Data entries:
— start —

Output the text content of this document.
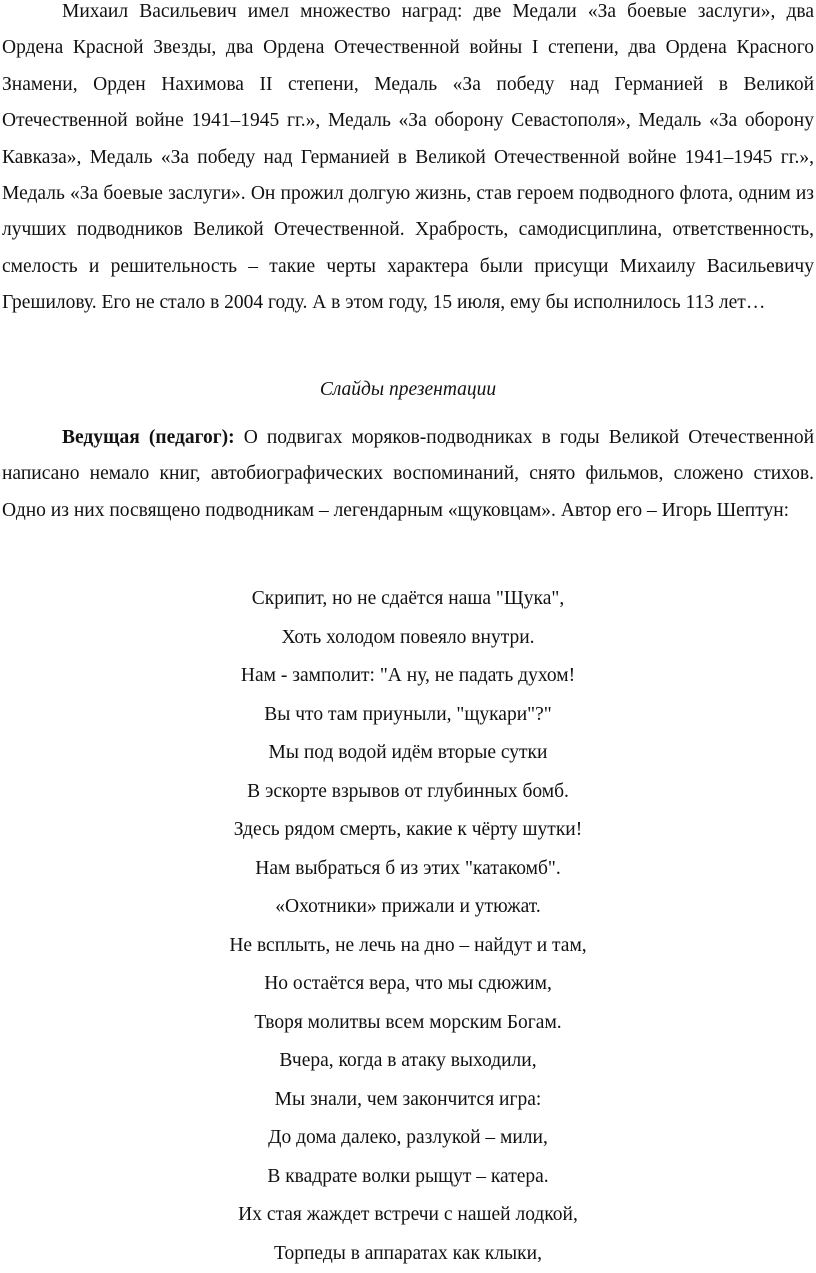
Михаил Васильевич имел множество наград: две Медали «За боевые заслуги», два Ордена Красной Звезды, два Ордена Отечественной войны I степени, два Ордена Красного Знамени, Орден Нахимова II степени, Медаль «За победу над Германией в Великой Отечественной войне 1941–1945 гг.», Медаль «За оборону Севастополя», Медаль «За оборону Кавказа», Медаль «За победу над Германией в Великой Отечественной войне 1941–1945 гг.», Медаль «За боевые заслуги». Он прожил долгую жизнь, став героем подводного флота, одним из лучших подводников Великой Отечественной. Храбрость, самодисциплина, ответственность, смелость и решительность – такие черты характера были присущи Михаилу Васильевичу Грешилову. Его не стало в 2004 году. А в этом году, 15 июля, ему бы исполнилось 113 лет…

Слайды презентации

Ведущая (педагог): О подвигах моряков-подводниках в годы Великой Отечественной написано немало книг, автобиографических воспоминаний, снято фильмов, сложено стихов. Одно из них посвящено подводникам – легендарным «щуковцам». Автор его – Игорь Шептун:

Скрипит, но не сдаётся наша "Щука",
Хоть холодом повеяло внутри.
Нам - замполит: "А ну, не падать духом!
Вы что там приуныли, "щукари"?"
Мы под водой идём вторые сутки
В эскорте взрывов от глубинных бомб.
Здесь рядом смерть, какие к чёрту шутки!
Нам выбраться б из этих "катакомб".
«Охотники» прижали и утюжат.
Не всплыть, не лечь на дно – найдут и там,
Но остаётся вера, что мы сдюжим,
Творя молитвы всем морским Богам.
Вчера, когда в атаку выходили,
Мы знали, чем закончится игра:
До дома далеко, разлукой – мили,
В квадрате волки рыщут – катера.
Их стая жаждет встречи с нашей лодкой,
Торпеды в аппаратах как клыки,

— end —

TO DO: Working from the listing above, pick out every line that has "Великой" and copy it.

EXERCISE SOLUTION:
Михаил Васильевич имел множество наград: две Медали «За боевые заслуги», два Ордена Красной Звезды, два Ордена Отечественной войны I степени, два Ордена Красного Знамени, Орден Нахимова II степени, Медаль «За победу над Германией в Великой Отечественной войне 1941–1945 гг.», Медаль «За оборону Севастополя», Медаль «За оборону Кавказа», Медаль «За победу над Германией в Великой Отечественной войне 1941–1945 гг.», Медаль «За боевые заслуги». Он прожил долгую жизнь, став героем подводного флота, одним из лучших подводников Великой Отечественной. Храбрость, самодисциплина, ответственность, смелость и решительность – такие черты характера были присущи Михаилу Васильевичу Грешилову. Его не стало в 2004 году. А в этом году, 15 июля, ему бы исполнилось 113 лет…
Ведущая (педагог): О подвигах моряков-подводниках в годы Великой Отечественной написано немало книг, автобиографических воспоминаний, снято фильмов, сложено стихов. Одно из них посвящено подводникам – легендарным «щуковцам». Автор его – Игорь Шептун:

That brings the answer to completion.